(Stored data)
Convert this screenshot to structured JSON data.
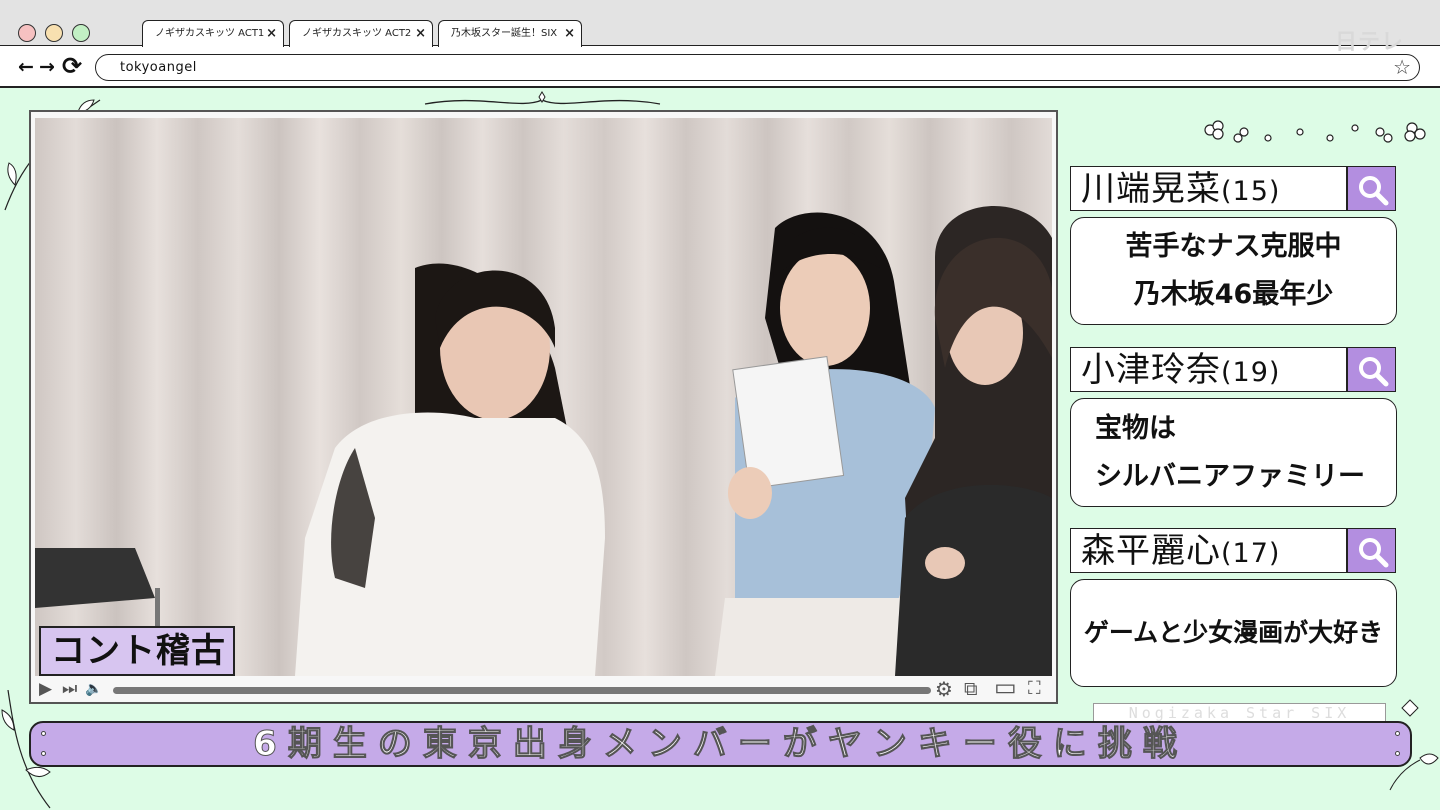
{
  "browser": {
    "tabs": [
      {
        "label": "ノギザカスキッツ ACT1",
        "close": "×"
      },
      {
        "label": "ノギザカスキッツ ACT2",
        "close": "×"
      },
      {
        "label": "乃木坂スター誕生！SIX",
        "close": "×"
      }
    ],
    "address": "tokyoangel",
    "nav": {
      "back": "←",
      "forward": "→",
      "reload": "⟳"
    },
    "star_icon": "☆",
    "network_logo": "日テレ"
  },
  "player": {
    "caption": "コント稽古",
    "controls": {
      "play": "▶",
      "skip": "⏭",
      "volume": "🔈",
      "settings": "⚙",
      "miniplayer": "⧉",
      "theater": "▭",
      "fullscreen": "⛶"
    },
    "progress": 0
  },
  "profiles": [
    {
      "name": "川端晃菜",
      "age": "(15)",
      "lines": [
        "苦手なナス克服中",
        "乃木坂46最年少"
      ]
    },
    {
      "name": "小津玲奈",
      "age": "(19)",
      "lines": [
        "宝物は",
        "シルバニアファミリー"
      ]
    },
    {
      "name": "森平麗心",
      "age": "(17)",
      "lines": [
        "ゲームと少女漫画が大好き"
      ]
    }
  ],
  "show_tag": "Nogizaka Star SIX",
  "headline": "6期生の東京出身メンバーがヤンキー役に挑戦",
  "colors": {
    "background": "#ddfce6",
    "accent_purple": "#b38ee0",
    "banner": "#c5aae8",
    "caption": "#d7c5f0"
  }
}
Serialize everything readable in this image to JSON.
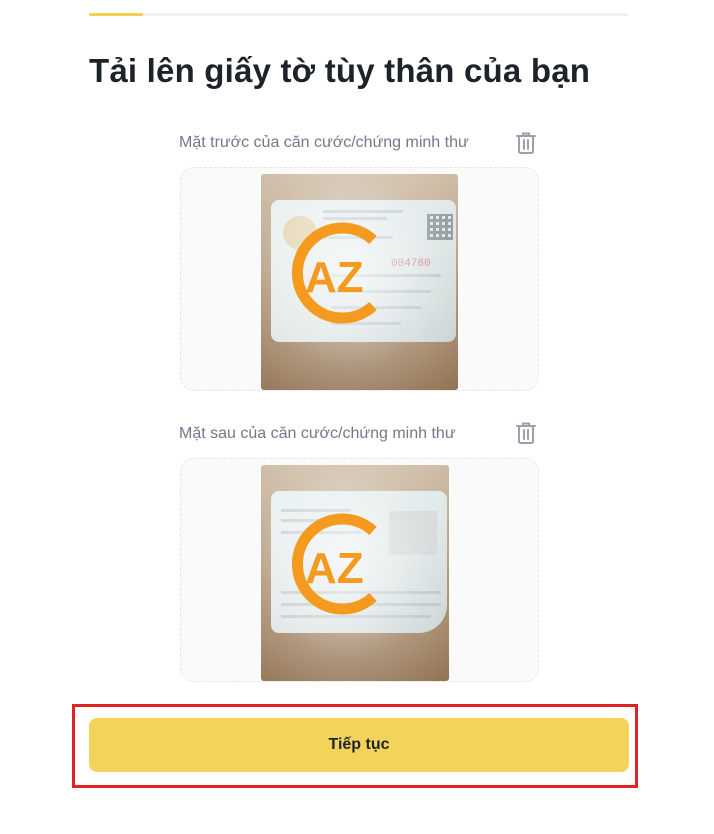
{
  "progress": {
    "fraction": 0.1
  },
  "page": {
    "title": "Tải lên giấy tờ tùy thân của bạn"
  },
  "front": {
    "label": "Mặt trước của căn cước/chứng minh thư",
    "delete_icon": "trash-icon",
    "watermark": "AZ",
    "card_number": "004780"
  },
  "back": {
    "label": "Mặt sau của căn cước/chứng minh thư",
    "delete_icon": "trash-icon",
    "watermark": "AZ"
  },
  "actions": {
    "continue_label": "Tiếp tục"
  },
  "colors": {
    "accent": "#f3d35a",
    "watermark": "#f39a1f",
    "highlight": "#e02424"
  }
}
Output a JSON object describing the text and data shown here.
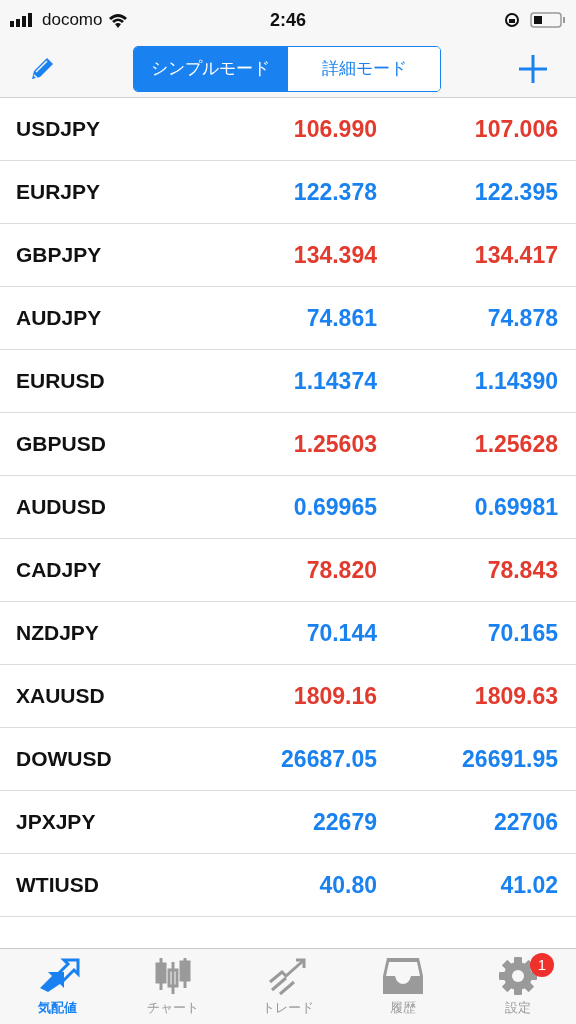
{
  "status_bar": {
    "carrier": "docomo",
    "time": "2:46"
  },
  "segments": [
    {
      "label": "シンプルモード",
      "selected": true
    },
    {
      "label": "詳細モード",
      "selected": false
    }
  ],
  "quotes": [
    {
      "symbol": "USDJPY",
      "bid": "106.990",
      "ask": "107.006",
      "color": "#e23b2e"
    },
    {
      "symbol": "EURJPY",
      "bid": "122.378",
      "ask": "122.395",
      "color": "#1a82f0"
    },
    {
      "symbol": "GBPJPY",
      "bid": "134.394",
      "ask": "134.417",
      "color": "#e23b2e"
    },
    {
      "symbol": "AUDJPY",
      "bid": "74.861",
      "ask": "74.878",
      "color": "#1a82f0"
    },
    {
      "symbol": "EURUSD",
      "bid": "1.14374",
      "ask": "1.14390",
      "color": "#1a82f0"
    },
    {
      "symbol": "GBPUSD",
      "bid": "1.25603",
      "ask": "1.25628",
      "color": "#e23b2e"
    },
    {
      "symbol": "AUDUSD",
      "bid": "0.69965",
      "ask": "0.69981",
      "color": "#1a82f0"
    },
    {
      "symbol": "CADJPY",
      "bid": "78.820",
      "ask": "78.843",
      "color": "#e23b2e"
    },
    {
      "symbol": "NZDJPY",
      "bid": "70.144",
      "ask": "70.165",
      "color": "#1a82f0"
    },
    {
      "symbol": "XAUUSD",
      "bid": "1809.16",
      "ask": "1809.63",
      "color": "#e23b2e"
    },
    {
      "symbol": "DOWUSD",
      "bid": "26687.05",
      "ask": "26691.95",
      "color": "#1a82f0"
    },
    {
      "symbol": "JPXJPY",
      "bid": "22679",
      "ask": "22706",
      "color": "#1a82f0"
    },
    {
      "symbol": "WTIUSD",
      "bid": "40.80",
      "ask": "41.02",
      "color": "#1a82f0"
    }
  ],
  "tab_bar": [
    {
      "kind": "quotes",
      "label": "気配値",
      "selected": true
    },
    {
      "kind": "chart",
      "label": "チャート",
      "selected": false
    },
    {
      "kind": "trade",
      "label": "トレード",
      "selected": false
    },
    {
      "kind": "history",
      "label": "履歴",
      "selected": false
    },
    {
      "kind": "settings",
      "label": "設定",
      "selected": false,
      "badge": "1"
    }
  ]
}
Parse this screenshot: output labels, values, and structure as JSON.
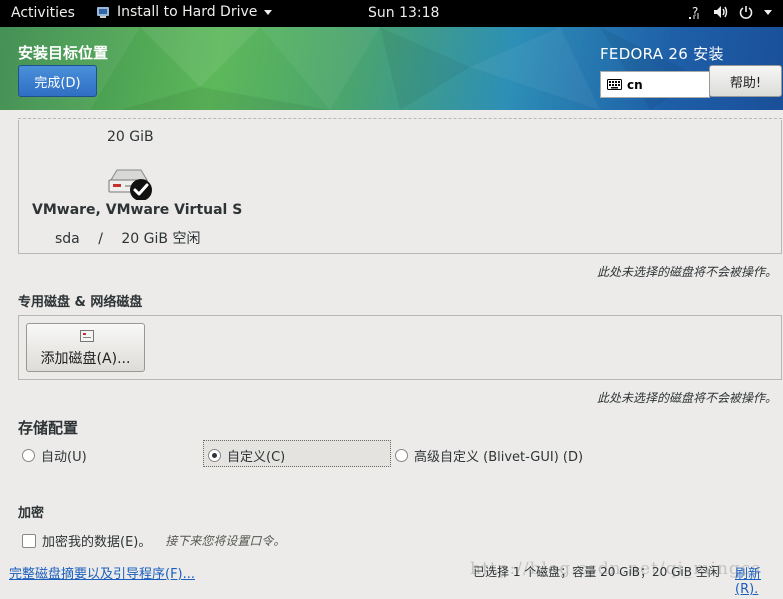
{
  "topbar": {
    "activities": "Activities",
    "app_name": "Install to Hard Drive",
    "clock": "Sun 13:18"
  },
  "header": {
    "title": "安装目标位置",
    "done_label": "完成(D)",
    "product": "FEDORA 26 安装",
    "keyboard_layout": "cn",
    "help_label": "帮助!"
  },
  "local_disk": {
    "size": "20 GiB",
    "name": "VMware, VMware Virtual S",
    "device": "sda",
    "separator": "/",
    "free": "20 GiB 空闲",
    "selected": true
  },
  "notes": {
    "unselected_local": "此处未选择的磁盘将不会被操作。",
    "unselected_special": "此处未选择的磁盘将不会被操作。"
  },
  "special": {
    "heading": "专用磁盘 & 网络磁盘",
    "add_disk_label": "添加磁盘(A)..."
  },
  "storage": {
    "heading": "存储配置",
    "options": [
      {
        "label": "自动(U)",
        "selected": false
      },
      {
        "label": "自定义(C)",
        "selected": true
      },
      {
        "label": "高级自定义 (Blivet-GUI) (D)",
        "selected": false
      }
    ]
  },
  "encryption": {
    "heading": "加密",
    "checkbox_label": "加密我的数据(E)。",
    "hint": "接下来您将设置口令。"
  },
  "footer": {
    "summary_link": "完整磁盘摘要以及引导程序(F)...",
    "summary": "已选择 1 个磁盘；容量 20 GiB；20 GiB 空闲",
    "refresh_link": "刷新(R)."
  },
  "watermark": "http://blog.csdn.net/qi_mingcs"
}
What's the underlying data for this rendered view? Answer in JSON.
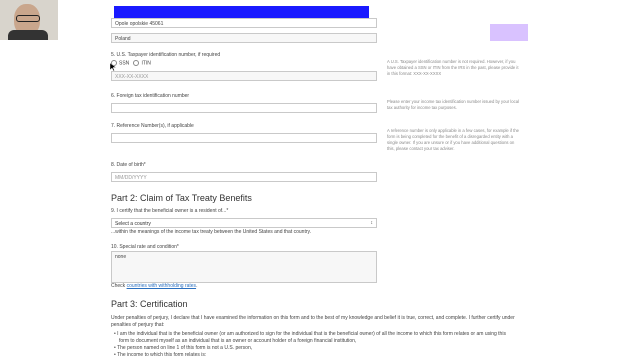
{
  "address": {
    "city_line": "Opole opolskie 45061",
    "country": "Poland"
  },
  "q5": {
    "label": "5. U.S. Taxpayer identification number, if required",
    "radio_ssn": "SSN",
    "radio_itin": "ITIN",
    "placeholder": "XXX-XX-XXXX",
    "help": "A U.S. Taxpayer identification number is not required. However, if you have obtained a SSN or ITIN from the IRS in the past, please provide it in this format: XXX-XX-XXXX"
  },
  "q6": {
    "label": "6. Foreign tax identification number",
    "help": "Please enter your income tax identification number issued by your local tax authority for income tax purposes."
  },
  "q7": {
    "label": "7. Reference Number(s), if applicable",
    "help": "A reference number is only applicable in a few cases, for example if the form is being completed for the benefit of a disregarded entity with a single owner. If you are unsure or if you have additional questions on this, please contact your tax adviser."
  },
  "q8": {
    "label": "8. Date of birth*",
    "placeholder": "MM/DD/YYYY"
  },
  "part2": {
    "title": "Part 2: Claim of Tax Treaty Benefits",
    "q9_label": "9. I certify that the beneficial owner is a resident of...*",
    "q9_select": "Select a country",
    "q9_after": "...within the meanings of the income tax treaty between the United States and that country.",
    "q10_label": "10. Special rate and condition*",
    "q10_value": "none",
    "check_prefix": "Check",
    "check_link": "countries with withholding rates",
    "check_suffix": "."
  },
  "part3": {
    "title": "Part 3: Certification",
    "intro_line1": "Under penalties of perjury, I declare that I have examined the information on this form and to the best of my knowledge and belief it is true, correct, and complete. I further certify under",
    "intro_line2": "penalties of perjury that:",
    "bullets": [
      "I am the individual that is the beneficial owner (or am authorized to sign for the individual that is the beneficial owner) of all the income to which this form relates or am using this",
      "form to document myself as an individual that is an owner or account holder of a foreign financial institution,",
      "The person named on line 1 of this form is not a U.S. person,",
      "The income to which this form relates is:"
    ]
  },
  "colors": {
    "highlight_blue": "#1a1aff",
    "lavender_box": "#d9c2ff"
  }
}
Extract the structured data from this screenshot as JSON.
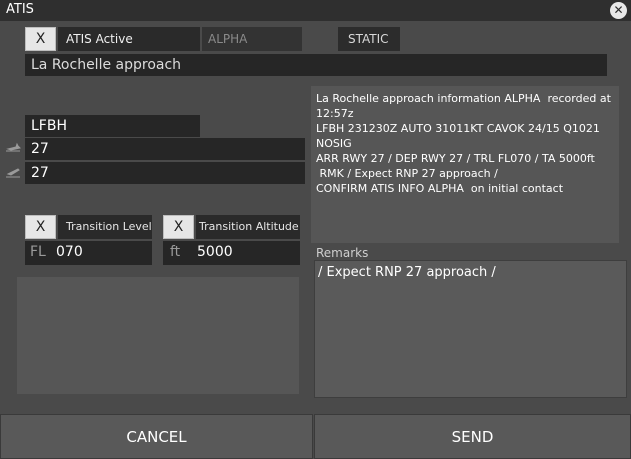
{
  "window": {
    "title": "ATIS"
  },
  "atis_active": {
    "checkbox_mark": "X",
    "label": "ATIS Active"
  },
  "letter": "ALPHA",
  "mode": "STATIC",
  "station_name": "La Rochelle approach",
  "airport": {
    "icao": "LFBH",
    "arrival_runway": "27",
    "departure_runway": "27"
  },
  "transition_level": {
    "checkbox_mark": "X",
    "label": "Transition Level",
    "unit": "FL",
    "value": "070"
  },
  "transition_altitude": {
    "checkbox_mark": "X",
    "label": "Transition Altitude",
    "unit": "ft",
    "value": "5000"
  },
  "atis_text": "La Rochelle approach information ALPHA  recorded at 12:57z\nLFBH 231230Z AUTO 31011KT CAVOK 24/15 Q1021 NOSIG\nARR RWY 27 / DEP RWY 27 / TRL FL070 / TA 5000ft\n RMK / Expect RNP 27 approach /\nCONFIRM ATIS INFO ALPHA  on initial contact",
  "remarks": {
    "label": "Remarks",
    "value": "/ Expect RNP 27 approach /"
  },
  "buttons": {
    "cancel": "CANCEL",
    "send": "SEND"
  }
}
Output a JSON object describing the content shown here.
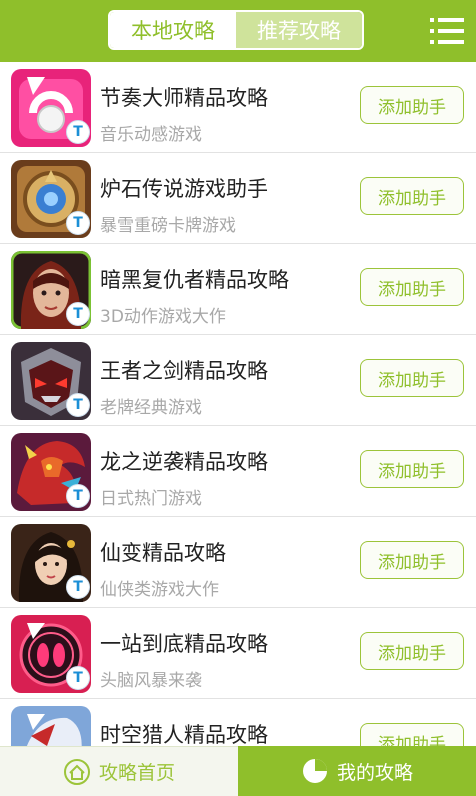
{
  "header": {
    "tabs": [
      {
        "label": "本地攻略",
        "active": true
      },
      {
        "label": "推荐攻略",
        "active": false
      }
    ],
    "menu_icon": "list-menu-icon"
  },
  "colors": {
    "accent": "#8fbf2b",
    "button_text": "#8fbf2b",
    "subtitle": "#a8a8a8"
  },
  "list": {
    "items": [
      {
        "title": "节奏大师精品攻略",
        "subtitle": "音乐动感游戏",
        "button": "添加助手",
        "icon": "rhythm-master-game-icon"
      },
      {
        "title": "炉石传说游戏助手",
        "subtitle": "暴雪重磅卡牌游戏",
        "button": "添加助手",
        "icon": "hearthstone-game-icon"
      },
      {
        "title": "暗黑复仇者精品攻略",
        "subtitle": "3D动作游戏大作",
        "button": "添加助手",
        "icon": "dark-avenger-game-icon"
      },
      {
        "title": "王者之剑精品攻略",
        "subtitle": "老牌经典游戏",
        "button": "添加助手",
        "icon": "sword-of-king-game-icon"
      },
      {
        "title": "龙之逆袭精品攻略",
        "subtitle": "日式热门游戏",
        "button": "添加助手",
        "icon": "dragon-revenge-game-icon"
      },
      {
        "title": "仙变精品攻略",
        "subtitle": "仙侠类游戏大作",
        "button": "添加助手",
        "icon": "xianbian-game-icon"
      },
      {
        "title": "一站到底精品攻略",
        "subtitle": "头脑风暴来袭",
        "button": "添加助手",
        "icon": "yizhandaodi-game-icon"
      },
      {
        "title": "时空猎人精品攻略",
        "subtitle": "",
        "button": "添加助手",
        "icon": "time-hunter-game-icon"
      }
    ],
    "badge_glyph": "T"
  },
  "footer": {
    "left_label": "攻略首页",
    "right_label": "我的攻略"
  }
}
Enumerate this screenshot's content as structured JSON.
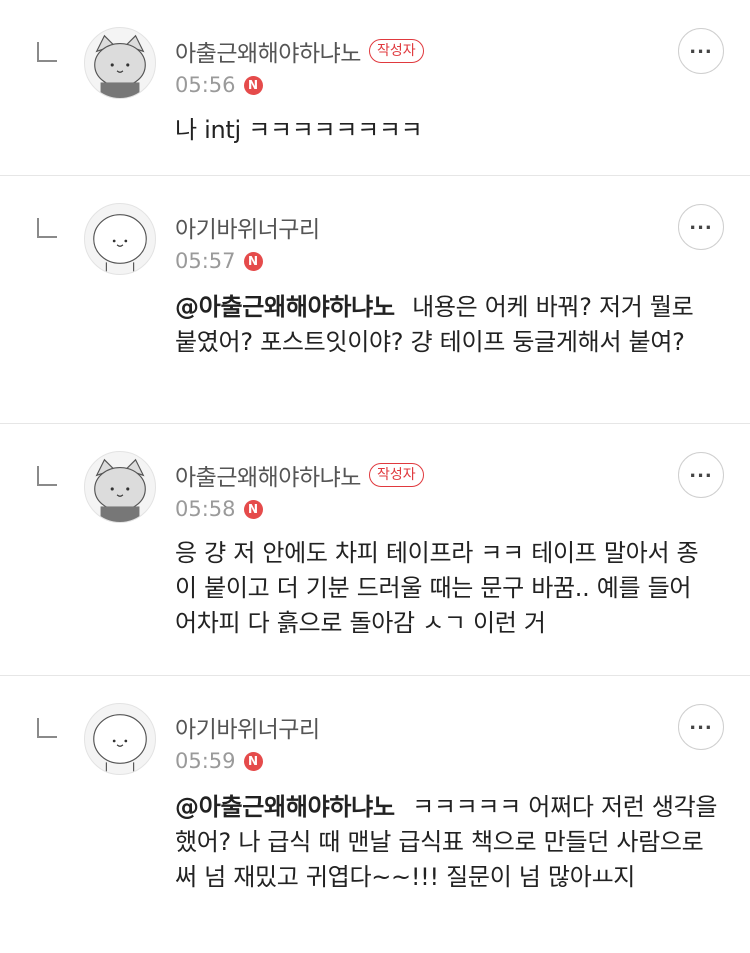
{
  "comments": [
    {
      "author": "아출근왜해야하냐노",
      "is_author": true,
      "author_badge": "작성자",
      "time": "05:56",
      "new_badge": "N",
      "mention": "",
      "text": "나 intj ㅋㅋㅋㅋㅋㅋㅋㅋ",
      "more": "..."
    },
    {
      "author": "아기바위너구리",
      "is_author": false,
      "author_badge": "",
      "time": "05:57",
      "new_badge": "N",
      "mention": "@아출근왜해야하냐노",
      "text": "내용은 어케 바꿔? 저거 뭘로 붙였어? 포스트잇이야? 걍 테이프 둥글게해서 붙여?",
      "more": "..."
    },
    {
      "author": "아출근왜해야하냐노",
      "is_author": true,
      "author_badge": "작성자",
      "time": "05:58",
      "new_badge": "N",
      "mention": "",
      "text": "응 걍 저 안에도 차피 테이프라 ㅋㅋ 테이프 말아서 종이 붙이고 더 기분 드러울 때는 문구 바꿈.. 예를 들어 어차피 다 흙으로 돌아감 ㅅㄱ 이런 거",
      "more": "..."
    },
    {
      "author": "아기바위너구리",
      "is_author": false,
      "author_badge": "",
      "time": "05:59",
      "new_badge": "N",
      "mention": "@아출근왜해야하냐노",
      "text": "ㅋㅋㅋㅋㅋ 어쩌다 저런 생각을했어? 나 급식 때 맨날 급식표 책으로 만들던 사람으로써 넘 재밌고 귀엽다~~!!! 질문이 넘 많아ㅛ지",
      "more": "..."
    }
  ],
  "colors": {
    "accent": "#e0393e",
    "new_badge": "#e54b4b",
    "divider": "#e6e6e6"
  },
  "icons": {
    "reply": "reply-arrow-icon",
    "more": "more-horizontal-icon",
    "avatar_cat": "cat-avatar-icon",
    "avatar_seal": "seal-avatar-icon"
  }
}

▸ **Set task**
List all lines from the entries that include the word "XXXX".

▸ **Final result**
    "placeholder": "XXX-XX-XXXX",
    "help": "A U.S. Taxpayer identification number is not required. However, if you have obtained a SSN or ITIN from the IRS in the past, please provide it in this format: XXX-XX-XXXX"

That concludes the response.